** START MATERIAL TO PROCESS **

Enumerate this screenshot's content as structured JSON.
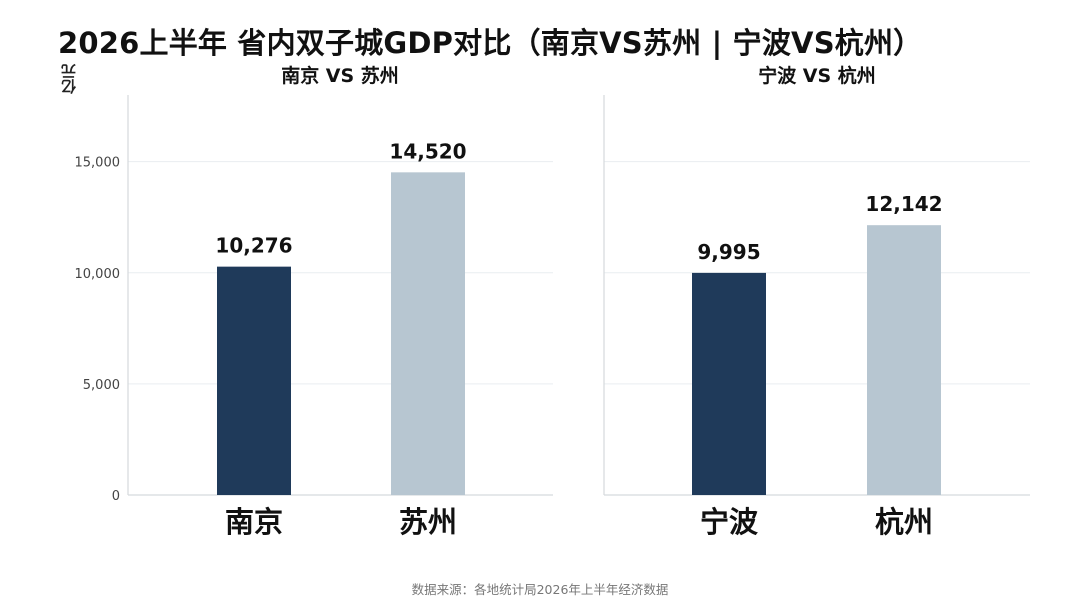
{
  "title": "2026上半年 省内双子城GDP对比（南京VS苏州 | 宁波VS杭州）",
  "y_unit": "亿元",
  "source": "数据来源：各地统计局2026年上半年经济数据",
  "colors": {
    "primary": "#1f3a5a",
    "secondary": "#b7c6d1",
    "grid": "#e9edf0",
    "axis": "#d5d9dd"
  },
  "chart_data": [
    {
      "type": "bar",
      "title": "南京 VS 苏州",
      "categories": [
        "南京",
        "苏州"
      ],
      "values": [
        10276,
        14520
      ],
      "value_labels": [
        "10,276",
        "14,520"
      ],
      "ylim": [
        0,
        18000
      ],
      "yticks": [
        0,
        5000,
        10000,
        15000
      ],
      "ytick_labels": [
        "0",
        "5,000",
        "10,000",
        "15,000"
      ],
      "grid": true
    },
    {
      "type": "bar",
      "title": "宁波 VS 杭州",
      "categories": [
        "宁波",
        "杭州"
      ],
      "values": [
        9995,
        12142
      ],
      "value_labels": [
        "9,995",
        "12,142"
      ],
      "ylim": [
        0,
        18000
      ],
      "grid": true
    }
  ]
}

** END MATERIAL TO PROCESS **

EXERCISE OBJECTIVE ▸
In the records above, find each line with the word "title" and copy it.

EXERCISE RESPONSE ▸
  "title": "2026上半年 省内双子城GDP对比（南京VS苏州 | 宁波VS杭州）",
      "title": "南京 VS 苏州",
      "title": "宁波 VS 杭州",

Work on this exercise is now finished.